[Stored records]
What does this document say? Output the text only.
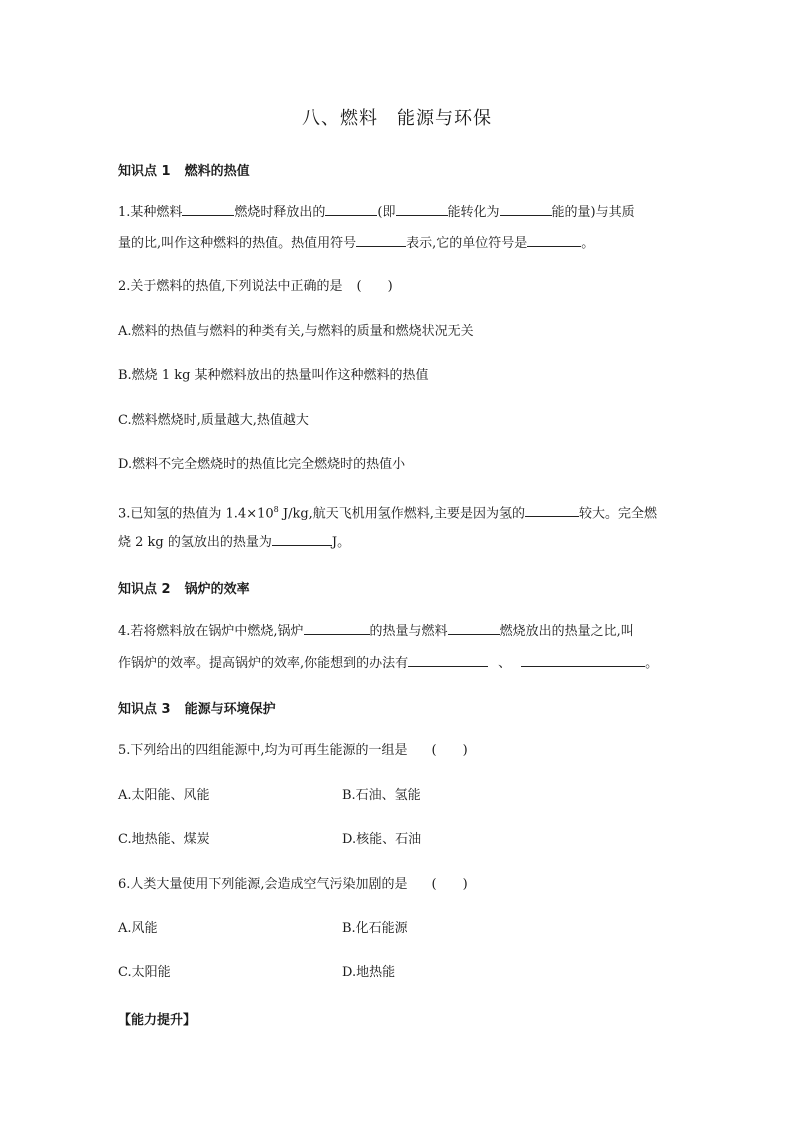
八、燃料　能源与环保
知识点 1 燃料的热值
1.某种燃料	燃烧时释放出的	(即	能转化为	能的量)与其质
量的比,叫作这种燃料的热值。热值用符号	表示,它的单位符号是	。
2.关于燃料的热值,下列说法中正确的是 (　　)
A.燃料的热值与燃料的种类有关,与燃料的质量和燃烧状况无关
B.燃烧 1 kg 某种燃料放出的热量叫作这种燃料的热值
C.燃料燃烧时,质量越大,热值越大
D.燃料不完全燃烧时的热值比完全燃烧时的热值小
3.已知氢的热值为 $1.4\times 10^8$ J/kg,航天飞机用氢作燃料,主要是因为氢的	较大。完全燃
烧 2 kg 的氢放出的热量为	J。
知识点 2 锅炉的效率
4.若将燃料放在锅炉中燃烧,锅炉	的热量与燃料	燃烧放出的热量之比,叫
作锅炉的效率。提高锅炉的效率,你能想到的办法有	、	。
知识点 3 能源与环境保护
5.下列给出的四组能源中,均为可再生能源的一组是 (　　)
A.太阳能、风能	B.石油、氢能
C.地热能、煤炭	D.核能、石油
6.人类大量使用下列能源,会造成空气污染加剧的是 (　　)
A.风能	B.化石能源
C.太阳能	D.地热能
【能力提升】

---

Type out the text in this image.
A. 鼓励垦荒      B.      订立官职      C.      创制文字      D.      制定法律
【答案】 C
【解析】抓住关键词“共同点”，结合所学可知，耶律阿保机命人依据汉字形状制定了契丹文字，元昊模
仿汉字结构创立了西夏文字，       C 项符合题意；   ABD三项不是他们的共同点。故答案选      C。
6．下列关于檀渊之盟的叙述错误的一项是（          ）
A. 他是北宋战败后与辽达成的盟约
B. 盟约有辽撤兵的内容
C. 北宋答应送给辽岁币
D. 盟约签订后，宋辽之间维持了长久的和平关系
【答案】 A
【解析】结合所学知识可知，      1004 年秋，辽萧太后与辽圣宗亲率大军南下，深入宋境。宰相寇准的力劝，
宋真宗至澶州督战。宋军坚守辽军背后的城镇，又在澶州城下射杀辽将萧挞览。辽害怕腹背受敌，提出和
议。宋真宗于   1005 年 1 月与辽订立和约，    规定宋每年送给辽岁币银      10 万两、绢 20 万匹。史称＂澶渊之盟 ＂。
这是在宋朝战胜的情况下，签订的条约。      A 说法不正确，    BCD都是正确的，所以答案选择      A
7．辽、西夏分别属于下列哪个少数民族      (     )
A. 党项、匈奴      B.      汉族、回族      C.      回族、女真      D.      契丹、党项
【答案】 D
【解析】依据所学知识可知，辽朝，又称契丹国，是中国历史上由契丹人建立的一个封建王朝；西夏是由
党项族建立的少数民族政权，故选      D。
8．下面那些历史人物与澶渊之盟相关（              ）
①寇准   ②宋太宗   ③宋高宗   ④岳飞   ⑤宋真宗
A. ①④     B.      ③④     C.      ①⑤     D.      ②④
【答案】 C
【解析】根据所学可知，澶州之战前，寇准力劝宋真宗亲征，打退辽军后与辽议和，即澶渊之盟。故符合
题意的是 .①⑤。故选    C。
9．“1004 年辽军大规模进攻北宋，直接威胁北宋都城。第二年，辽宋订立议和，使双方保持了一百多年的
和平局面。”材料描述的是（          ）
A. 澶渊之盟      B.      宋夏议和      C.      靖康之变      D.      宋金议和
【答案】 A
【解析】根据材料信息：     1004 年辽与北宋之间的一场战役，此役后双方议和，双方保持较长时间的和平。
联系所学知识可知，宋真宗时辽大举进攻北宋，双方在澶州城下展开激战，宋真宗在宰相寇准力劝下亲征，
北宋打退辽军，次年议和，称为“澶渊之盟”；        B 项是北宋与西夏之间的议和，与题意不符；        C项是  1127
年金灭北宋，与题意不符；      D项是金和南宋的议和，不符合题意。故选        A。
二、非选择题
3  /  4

- **What to work on**
Identify every line where the string "this" appears.

- **Final result**
What does this document say? Output the text only.
Type out the text in this image.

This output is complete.